(Data entries for graphics)
************

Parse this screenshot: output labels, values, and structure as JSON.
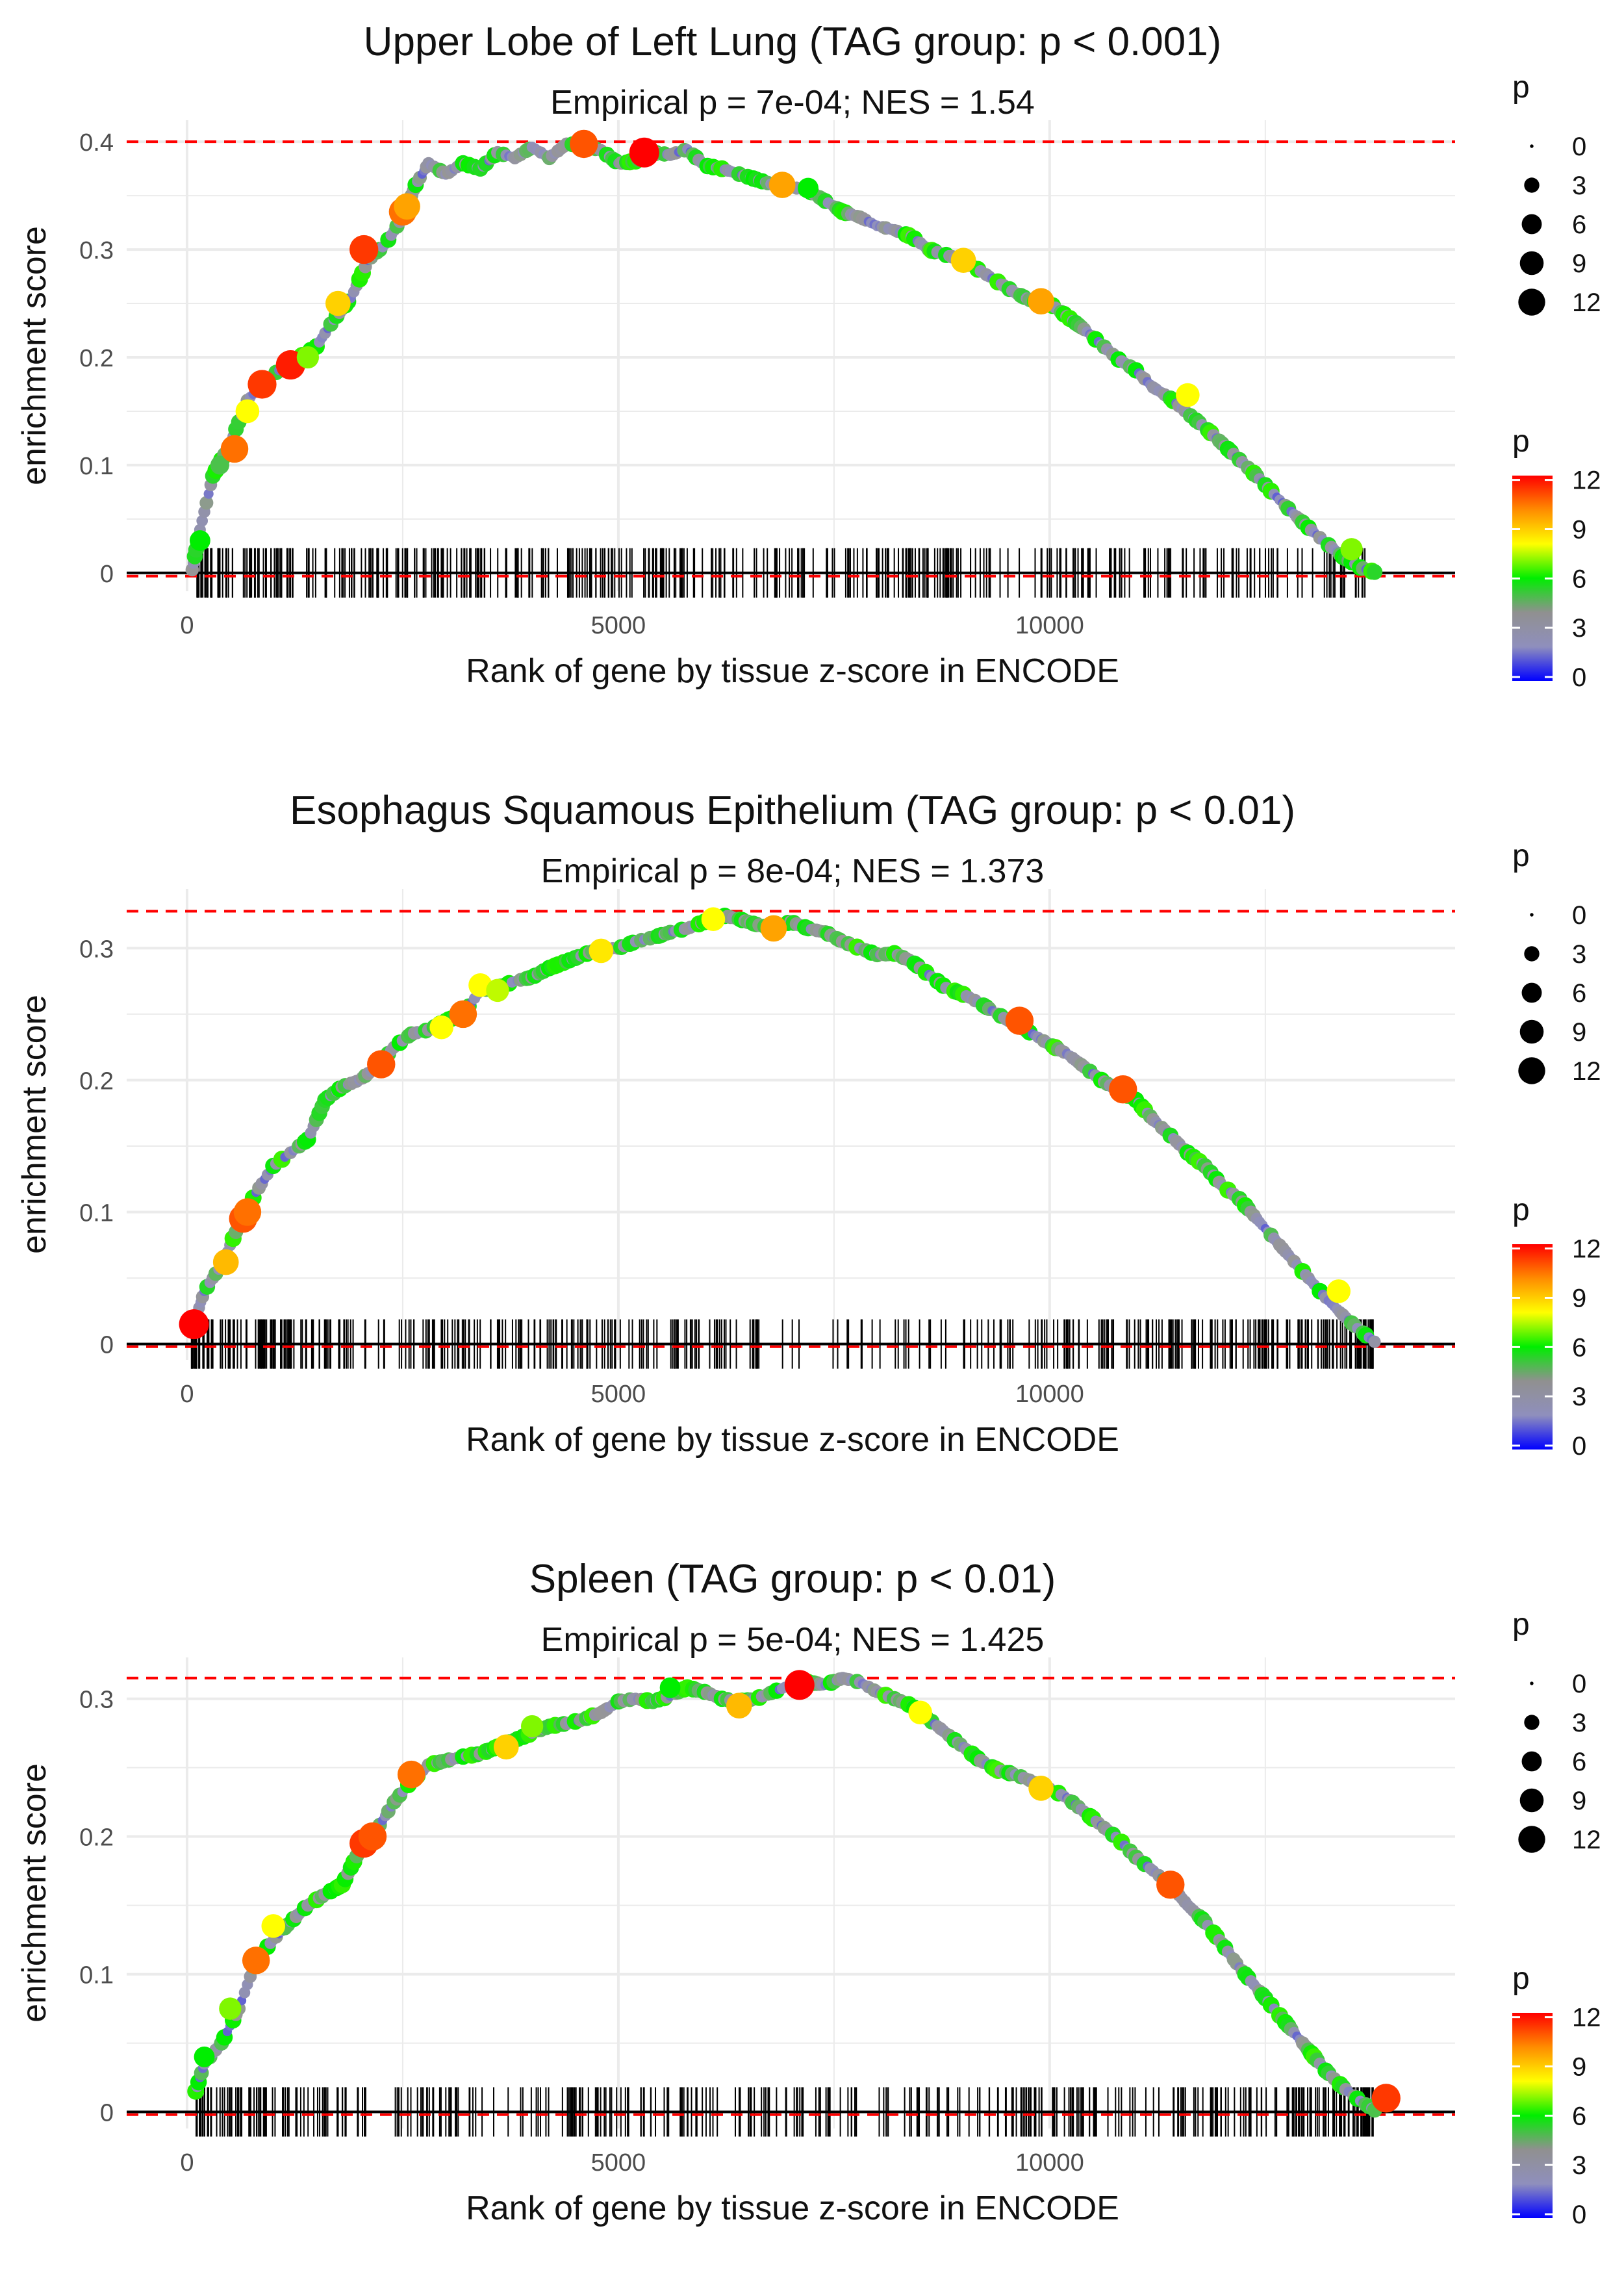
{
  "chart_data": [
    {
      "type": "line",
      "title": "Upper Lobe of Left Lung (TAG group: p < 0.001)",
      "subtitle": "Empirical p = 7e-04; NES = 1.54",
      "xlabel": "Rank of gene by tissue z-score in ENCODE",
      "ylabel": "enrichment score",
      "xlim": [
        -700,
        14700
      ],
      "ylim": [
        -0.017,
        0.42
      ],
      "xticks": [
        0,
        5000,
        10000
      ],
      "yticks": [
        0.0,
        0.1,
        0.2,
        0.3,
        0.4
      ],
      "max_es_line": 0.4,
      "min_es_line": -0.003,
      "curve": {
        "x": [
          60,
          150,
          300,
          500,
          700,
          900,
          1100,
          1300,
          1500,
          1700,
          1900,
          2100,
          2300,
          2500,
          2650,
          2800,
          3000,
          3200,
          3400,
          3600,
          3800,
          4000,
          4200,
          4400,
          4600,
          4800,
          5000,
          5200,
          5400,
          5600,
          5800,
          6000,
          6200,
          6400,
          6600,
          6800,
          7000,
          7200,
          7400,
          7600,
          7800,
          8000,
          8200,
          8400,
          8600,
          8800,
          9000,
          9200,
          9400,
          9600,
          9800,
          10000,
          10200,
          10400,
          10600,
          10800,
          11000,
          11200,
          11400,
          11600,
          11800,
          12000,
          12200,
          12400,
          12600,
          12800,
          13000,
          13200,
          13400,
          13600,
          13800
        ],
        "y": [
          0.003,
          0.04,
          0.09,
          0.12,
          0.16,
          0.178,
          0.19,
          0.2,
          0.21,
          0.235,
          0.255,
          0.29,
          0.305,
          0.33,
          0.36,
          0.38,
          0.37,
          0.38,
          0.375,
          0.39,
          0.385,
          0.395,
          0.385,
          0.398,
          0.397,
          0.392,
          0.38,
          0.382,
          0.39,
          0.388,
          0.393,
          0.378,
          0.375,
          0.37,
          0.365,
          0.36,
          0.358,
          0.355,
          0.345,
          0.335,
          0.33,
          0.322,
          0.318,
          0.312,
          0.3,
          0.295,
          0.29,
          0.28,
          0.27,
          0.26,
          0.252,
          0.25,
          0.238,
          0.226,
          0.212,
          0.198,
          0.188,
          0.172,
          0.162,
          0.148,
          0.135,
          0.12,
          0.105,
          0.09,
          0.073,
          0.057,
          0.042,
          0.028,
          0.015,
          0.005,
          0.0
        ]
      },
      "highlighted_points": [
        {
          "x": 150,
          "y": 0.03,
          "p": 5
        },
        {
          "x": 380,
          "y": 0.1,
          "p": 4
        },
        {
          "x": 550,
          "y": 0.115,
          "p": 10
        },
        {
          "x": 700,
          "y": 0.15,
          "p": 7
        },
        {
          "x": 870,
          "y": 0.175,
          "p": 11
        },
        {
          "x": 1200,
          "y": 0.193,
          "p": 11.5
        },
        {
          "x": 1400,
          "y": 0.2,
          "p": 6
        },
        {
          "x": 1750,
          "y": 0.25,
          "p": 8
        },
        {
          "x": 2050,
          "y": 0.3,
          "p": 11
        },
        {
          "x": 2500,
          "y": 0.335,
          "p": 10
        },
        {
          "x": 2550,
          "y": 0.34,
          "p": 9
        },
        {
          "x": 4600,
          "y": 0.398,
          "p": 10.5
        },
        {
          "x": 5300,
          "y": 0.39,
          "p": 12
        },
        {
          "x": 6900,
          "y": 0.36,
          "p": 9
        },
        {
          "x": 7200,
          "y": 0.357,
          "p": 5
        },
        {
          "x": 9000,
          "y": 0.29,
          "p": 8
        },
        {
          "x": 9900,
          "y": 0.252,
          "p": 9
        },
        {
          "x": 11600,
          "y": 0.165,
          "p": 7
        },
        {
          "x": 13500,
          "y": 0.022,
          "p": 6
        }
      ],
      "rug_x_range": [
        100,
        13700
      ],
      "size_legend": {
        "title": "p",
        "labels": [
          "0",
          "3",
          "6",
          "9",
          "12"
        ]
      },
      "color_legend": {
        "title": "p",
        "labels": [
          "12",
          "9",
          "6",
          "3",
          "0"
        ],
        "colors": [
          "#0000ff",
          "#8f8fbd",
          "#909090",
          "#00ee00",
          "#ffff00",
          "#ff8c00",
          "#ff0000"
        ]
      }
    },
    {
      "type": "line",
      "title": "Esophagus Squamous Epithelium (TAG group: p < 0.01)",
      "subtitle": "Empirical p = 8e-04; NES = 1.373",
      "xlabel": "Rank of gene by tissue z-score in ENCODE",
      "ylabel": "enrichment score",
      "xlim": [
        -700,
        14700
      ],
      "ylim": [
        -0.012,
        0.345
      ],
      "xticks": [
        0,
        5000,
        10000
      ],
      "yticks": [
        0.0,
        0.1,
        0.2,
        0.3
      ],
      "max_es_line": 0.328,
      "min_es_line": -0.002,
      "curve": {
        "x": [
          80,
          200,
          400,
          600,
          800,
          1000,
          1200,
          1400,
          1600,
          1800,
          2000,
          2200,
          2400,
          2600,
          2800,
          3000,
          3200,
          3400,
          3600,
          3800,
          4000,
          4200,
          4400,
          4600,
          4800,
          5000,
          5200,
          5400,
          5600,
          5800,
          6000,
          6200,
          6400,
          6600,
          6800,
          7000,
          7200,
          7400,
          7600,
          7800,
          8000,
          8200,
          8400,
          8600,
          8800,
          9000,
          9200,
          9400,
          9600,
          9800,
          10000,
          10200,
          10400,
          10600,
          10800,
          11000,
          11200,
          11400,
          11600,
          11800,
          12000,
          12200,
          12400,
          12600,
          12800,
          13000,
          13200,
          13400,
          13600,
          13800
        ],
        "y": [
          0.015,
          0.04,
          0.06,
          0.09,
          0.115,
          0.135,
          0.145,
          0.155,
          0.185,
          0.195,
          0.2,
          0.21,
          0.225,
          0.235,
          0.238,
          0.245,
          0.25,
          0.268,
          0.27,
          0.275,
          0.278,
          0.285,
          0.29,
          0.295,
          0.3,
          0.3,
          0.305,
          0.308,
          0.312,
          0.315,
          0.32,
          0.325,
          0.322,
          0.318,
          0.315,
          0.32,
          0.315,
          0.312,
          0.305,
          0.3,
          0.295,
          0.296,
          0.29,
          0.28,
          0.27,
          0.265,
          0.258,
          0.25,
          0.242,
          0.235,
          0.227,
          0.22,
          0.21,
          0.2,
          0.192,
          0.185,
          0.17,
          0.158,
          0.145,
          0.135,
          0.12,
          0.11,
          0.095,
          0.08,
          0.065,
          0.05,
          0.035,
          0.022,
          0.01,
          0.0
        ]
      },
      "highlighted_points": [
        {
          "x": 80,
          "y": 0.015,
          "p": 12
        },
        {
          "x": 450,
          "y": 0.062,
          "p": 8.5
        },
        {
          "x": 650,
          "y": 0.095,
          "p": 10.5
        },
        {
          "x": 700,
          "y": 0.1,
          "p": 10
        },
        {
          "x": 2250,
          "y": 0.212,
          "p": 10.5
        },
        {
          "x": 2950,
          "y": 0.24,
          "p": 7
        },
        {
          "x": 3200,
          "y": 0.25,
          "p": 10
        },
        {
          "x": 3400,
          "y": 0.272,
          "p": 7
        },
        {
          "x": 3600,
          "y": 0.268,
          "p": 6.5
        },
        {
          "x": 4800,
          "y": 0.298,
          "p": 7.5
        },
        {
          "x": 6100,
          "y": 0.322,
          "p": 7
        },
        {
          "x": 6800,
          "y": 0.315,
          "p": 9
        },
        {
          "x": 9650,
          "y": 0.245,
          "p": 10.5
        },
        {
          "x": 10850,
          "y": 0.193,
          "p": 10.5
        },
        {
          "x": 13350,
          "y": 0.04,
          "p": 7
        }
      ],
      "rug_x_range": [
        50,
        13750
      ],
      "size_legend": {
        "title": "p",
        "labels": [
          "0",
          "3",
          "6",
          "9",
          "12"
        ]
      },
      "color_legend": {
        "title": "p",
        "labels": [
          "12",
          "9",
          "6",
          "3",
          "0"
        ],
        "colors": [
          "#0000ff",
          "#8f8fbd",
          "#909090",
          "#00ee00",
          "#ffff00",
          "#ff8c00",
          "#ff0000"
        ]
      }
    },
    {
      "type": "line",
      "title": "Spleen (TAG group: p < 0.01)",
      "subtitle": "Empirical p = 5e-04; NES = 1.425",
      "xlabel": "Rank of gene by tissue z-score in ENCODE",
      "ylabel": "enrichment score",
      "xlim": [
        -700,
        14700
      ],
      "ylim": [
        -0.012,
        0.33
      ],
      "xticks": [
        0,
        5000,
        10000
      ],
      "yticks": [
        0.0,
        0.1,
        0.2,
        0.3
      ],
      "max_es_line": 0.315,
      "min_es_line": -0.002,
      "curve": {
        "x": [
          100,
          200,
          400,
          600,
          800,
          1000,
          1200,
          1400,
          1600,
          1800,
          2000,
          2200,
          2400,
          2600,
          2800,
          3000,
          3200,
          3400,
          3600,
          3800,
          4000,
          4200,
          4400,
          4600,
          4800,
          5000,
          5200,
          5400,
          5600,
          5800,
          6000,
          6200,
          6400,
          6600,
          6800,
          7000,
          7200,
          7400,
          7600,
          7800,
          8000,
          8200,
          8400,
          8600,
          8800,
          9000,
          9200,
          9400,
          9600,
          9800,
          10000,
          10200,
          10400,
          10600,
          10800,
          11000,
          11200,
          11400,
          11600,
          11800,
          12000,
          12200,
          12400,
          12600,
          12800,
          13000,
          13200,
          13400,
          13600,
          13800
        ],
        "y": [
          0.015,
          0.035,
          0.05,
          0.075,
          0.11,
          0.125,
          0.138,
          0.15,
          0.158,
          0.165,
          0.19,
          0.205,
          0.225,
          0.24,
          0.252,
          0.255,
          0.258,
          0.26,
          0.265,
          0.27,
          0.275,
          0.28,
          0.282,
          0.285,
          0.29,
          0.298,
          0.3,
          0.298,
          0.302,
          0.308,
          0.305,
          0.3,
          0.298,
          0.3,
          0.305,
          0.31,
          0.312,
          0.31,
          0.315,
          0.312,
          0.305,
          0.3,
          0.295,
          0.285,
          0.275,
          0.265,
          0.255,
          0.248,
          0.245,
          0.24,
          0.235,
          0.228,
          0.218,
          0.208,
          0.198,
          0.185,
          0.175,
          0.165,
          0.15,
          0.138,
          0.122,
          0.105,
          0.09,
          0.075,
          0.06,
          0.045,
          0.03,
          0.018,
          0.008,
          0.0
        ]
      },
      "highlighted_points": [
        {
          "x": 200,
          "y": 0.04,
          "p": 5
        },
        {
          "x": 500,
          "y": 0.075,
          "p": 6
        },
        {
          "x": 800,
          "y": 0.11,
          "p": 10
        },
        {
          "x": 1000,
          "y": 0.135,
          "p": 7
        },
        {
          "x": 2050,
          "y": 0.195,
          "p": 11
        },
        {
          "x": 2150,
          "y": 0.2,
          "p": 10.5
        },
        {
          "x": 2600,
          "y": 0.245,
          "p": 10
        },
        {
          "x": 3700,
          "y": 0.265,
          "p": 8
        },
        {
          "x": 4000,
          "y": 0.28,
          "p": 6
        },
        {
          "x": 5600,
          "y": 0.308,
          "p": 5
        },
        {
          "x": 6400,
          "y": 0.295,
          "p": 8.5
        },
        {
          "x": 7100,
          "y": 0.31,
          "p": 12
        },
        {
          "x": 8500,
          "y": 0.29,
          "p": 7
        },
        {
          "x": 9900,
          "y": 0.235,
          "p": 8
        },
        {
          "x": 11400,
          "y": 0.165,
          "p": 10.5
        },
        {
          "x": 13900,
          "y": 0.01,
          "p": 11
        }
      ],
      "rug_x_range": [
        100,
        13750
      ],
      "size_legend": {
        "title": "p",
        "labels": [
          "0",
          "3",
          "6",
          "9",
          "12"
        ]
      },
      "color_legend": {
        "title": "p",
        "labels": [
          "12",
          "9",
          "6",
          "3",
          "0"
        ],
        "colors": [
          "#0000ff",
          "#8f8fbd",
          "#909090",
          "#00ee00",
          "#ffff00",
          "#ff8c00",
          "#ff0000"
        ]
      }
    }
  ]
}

************

● **Instructions for the task**
Using the records above, report the count of lines holding "subtitle" and nothing else.

● **Written solution**
3